YOUR INSTRUCTIONS:
Extract the lines that carry the string "milliards" from the listing.

··········

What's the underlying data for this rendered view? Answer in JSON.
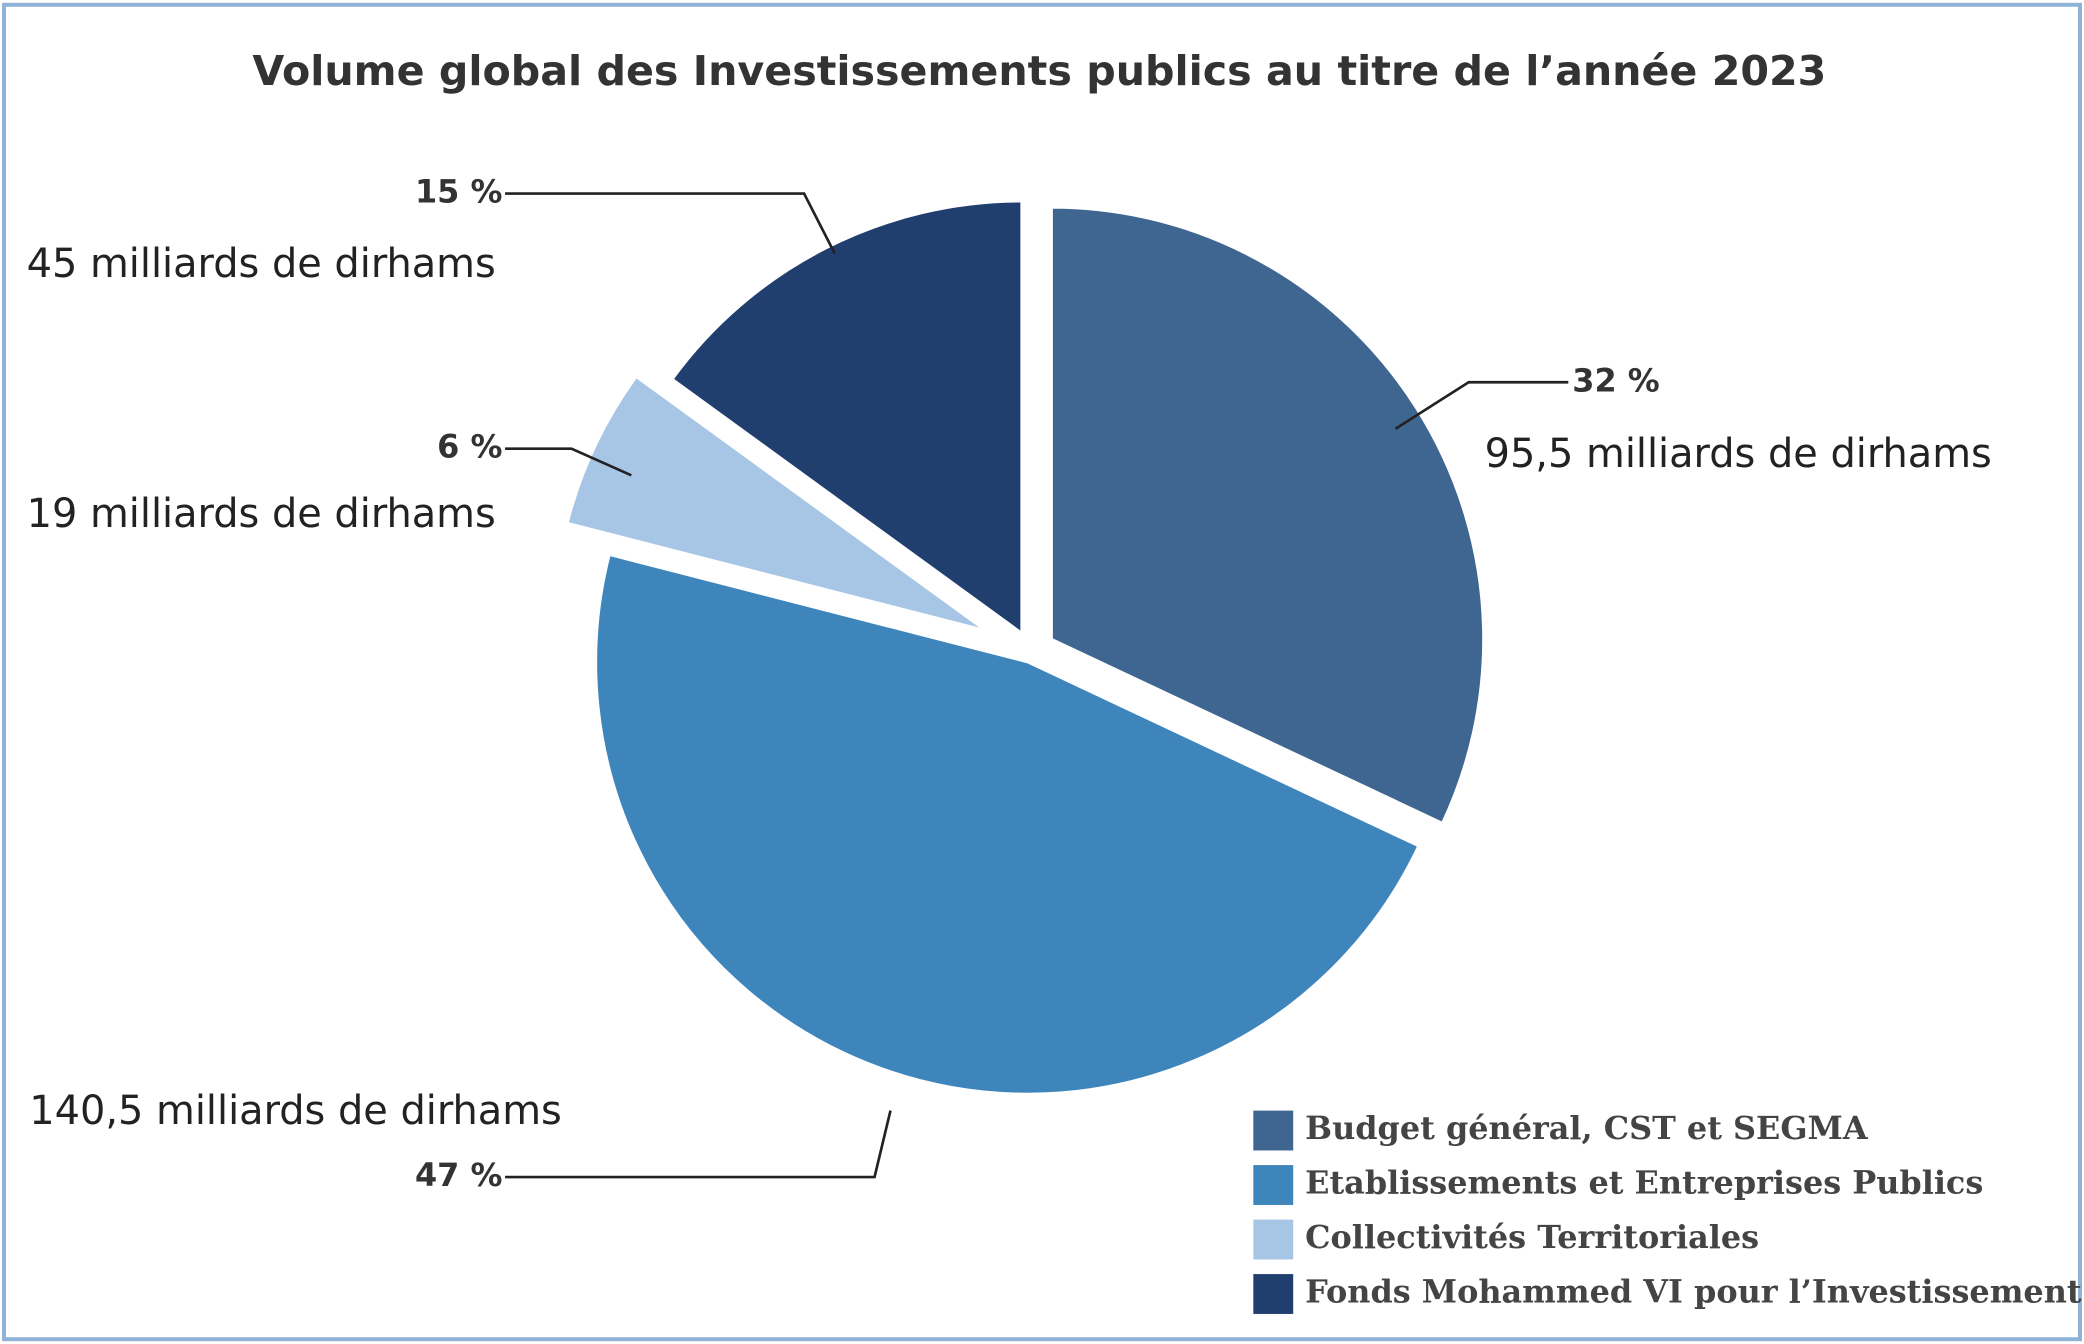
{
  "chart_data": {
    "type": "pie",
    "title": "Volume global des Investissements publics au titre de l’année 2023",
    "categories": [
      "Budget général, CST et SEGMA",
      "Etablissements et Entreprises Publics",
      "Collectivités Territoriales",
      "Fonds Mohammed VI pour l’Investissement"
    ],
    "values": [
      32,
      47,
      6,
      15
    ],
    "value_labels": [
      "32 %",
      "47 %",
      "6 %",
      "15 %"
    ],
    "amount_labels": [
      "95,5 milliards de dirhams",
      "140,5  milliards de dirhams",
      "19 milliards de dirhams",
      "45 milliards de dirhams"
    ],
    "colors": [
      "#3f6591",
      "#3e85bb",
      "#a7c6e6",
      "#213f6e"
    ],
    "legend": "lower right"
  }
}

··········

THE REPLY:
      "95,5 milliards de dirhams",
      "140,5  milliards de dirhams",
      "19 milliards de dirhams",
      "45 milliards de dirhams"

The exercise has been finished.